- Instructions to follow: Summarize the forum post about integer division throughput on AMD Zen in two sentences.

Start Provided passage

Why is there only little difference in integer division throughput with larger values on AMD Zen?

Question

I was curious about the differences in performance when dividing two values with varying number of value-bits but constant operand (register) bits. I expected the performance to be dependent of the highest set bit of the dividend since I assume an iterative subtract and shift "algorithm" inside the CPU, may be doing multiple iterations in one clock cycle.

So I wrote a little C++20-program that tests this:

#include <iostream>
#include <iostream>
#include <type_traits>
#include <cstdint>
#include <random>
#include <limits>
#include <atomic>
#include <chrono>
#include <vector>
#include <sstream>

using namespace std;
using namespace chrono;

int main()

End Provided passage
Start Records

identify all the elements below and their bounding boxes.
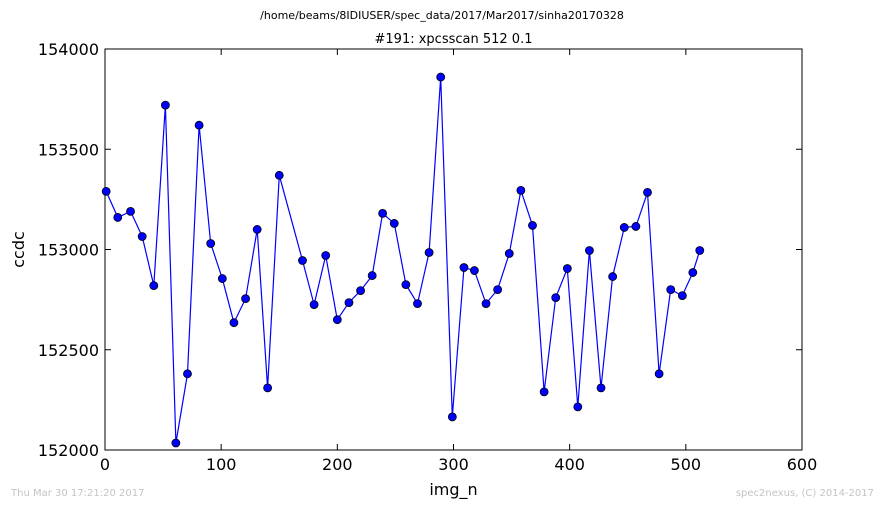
data-point	[436, 72, 446, 82]
data-point	[161, 100, 170, 110]
data-point	[447, 412, 457, 422]
data-point	[695, 246, 705, 255]
data-point	[241, 294, 250, 304]
y-tick-label: 154000	[38, 40, 99, 59]
data-point	[424, 248, 434, 257]
data-point	[504, 249, 514, 258]
data-point	[643, 187, 652, 197]
data-point	[413, 299, 422, 309]
x-tick-label: 400	[554, 455, 585, 474]
data-point	[367, 271, 377, 280]
data-point	[688, 268, 698, 277]
suptitle: /home/beams/8IDIUSER/spec_data/2017/Mar2…	[260, 9, 624, 22]
x-tick-label: 500	[671, 455, 702, 474]
data-point	[194, 120, 204, 130]
data-point	[596, 383, 606, 393]
y-axis-label: ccdc	[9, 231, 28, 268]
data-point	[149, 281, 159, 290]
y-tick-label: 153000	[38, 241, 99, 260]
chart-title: #191: xpcsscan 512 0.1	[375, 32, 533, 47]
data-point	[459, 263, 469, 272]
data-point	[321, 251, 331, 260]
data-point	[206, 239, 216, 248]
data-point	[389, 219, 399, 228]
data-point	[585, 246, 594, 255]
footer-timestamp: Thu Mar 30 17:21:20 2017	[11, 488, 145, 499]
data-point	[378, 209, 388, 218]
data-point	[631, 222, 641, 231]
footer-credit: spec2nexus, (C) 2014-2017	[735, 488, 874, 499]
data-point	[274, 170, 284, 180]
data-point	[573, 402, 583, 412]
x-tick-label: 100	[206, 455, 237, 474]
data-point	[654, 369, 664, 379]
series-line	[105, 77, 701, 444]
data-point	[677, 291, 687, 301]
data-point	[470, 266, 479, 275]
data-point	[263, 383, 273, 393]
data-point	[356, 286, 365, 296]
x-axis-label: img_n	[429, 480, 477, 500]
data-point	[666, 285, 676, 295]
data-point	[171, 438, 181, 448]
data-point	[401, 280, 411, 289]
data-point	[608, 272, 618, 281]
data-point	[493, 285, 503, 295]
data-point	[252, 225, 262, 234]
data-point	[516, 185, 526, 195]
data-point	[101, 186, 111, 196]
data-point	[137, 232, 147, 241]
x-tick-label: 600	[787, 455, 818, 474]
data-point	[551, 293, 561, 303]
data-point	[113, 213, 123, 222]
data-point	[528, 221, 537, 230]
plot-area	[104, 48, 803, 451]
data-point	[332, 315, 342, 325]
x-tick-label: 200	[322, 455, 353, 474]
data-point	[481, 299, 491, 309]
y-tick-label: 152000	[38, 441, 99, 460]
data-point	[298, 256, 307, 265]
data-point	[539, 387, 549, 397]
data-point	[229, 318, 239, 328]
y-tick-label: 152500	[38, 341, 99, 360]
data-point	[309, 300, 319, 310]
x-tick-label: 0	[100, 455, 110, 474]
data-point	[183, 369, 192, 379]
data-point	[619, 223, 629, 232]
data-point	[344, 298, 354, 308]
data-point	[217, 274, 227, 283]
data-point	[126, 207, 135, 216]
data-point	[562, 264, 572, 273]
x-tick-label: 300	[438, 455, 469, 474]
y-tick-label: 153500	[38, 140, 99, 159]
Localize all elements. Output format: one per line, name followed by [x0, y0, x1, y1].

End Records

- Answer to the exercise: The poster asks why integer division throughput on AMD Zen changes little with larger values, having expected performance to depend on the dividend's highest set bit because the CPU presumably uses an iterative subtract-and-shift method. To test this with a constant operand width but a varying number of value bits, the poster wrote a small C++20 program.